Exercise goal:
Select from the records below every line that has the word "CAMBIO" in it.

Collected data entries:
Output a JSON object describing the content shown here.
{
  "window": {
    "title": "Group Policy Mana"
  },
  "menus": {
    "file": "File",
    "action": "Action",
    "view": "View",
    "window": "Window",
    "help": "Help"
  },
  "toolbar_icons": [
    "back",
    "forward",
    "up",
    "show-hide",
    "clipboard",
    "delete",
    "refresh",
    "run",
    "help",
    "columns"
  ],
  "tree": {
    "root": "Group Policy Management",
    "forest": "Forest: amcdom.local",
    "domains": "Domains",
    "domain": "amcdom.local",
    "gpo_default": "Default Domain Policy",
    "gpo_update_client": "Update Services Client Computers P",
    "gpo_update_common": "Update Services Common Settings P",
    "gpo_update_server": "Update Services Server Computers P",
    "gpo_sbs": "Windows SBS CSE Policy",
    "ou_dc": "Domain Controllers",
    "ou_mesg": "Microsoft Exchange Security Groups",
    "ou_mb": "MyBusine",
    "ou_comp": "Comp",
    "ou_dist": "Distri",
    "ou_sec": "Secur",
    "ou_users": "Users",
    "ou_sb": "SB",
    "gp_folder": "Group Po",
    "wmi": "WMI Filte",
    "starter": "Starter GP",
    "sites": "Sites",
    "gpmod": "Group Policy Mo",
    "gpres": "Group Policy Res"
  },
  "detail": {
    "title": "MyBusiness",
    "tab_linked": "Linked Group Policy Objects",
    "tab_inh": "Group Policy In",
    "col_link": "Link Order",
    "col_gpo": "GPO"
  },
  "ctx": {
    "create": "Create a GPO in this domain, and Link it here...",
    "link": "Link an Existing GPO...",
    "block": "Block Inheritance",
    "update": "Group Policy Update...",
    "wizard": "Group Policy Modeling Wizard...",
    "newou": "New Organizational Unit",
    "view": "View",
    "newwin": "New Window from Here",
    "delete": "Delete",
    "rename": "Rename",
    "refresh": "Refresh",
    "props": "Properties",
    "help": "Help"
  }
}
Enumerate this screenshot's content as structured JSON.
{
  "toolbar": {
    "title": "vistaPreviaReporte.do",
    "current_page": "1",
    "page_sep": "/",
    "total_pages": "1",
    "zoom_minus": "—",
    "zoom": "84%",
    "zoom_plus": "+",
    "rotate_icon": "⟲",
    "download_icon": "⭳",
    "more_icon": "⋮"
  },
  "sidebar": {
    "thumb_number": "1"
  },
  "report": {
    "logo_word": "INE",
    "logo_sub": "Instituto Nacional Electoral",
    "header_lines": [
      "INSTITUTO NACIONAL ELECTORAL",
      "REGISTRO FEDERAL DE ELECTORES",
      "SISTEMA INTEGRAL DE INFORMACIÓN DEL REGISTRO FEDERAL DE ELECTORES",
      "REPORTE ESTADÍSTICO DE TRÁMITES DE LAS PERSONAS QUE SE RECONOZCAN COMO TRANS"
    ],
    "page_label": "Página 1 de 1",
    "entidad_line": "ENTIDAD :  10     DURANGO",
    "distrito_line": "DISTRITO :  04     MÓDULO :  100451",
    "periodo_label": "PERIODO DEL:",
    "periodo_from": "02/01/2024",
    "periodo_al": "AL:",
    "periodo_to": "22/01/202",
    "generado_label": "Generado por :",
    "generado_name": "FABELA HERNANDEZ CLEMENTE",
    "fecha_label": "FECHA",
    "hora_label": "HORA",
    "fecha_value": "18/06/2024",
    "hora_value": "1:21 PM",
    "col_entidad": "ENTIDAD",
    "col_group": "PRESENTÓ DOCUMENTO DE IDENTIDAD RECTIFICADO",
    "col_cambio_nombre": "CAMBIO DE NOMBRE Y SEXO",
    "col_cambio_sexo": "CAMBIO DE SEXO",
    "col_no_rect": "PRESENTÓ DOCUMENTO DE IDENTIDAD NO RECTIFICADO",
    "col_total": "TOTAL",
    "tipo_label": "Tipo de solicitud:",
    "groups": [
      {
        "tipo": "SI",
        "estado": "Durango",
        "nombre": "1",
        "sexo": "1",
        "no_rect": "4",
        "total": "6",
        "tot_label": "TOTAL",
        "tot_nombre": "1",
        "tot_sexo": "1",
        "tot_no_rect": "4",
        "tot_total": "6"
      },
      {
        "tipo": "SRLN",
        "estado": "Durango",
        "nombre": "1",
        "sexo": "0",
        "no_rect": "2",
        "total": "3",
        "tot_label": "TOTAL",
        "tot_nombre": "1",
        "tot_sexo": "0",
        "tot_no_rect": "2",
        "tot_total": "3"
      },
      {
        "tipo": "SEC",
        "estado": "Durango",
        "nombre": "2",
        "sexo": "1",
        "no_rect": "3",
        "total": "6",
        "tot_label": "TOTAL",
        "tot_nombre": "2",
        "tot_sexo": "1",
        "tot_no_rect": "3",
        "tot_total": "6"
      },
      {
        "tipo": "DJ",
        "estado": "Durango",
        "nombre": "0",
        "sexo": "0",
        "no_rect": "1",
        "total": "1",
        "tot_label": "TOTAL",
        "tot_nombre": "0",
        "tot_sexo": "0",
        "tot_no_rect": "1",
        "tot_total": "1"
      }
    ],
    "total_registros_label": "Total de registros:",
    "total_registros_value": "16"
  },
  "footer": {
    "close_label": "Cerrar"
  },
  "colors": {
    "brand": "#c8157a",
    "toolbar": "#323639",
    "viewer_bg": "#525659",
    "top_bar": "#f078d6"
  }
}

Exercise result:
    "col_cambio_nombre": "CAMBIO DE NOMBRE Y SEXO",
    "col_cambio_sexo": "CAMBIO DE SEXO",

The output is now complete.